··· Quoted text
Lowell was translating the Rimbaud poem
around the time he wrote "Union" (his rhymed version appears in
"Imitations"), and I think Rimbaud's quatrains influenced his
stanzaic choice.
Rimbaud's
last image is
of a boat stuck in mud in the middle of a lake; Lowell shows us the
"savage servility" of an evil automotived populace, a car-culture
that "slides by on grease." "Everywhere giant-finned cars nose forward
like fish." The lake where fish should be swimming. Boat: car.
"The old South Boston Aquarium."
The two poems mirror each other to some
extent, and I wonder if Lowell worked these intertangencies consciously. Both poets biographically shared the drama of
an overbearing needy mother and absent, militarized father (a plot poignantly
depicted in "Memoire"), and perhaps some of the power of Lowell's
poem comes from this Oedipal engine.
Whether your vroomvroom boat is dredge-caught in mud, or whether your
giant finned car (what is a boat but a finned car) slides by on grease, forget
it. You ain't going nowhere, little guy:
c'mere and let me tuck you in.
Momma
mud, granny grease. They gonna get you
in the end.
Re
the Oedipal underlay of "Union Dead": re the poem's ending: the
chariot from which King Laios ordered a young tramp standing in the crossroads
to step aside, get out of my way: that royal vehicle is now
"everywhere": the "giant-finned cars" of the fathers are flooding
everywhere, commanding passage, imposing their imperial progress.
······
··· Recorded data
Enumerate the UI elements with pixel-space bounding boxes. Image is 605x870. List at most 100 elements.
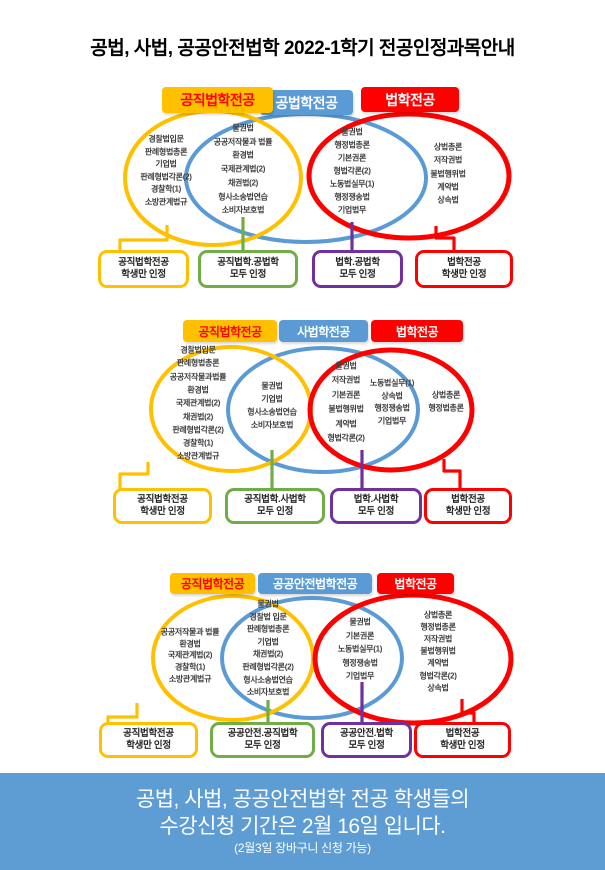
······
> [Requirements]:
Answer these questions from the passage on Lowell and Rimbaud:
(a) In which book does Lowell's rhymed version of the Rimbaud poem appear?
(b) What is the last image of the Rimbaud poem?
(c) From what vehicle did King Laios order the young tramp to step aside?

> [Result of this task]:
(a) "Imitations"
(b) A boat stuck in mud in the middle of a lake
(c) A chariot